» **Objective**:
Select from the records below every line that has the word "Base" in it.
· · · · ·
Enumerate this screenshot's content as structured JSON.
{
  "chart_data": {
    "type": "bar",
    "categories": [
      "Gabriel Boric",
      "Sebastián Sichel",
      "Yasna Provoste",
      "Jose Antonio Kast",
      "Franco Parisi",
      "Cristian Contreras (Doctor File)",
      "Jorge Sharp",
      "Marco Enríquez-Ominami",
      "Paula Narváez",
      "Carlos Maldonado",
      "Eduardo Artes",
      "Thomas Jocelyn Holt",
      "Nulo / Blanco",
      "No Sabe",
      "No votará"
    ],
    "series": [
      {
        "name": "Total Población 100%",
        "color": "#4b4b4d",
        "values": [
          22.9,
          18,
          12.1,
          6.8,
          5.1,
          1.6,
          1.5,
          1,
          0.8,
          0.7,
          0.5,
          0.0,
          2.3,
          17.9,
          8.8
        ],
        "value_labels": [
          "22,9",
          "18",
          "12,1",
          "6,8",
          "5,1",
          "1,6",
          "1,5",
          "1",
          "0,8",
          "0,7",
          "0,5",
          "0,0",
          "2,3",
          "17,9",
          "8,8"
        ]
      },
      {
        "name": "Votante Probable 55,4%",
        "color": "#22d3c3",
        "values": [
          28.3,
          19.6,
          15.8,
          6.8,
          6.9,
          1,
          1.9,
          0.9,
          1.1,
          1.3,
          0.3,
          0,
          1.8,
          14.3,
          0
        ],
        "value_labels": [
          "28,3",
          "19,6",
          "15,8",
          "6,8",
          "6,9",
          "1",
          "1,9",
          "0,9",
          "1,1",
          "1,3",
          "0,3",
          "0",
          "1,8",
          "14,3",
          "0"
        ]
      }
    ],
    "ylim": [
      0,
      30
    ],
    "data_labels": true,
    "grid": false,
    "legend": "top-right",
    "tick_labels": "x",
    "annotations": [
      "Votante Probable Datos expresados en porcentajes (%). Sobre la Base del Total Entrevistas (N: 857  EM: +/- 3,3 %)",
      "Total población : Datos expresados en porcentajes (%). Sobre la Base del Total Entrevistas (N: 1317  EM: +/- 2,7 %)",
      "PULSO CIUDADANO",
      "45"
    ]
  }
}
· · · · ·
» **Written answer**:
      "Votante Probable Datos expresados en porcentajes (%). Sobre la Base del Total Entrevistas (N: 857  EM: +/- 3,3 %)",
      "Total población : Datos expresados en porcentajes (%). Sobre la Base del Total Entrevistas (N: 1317  EM: +/- 2,7 %)",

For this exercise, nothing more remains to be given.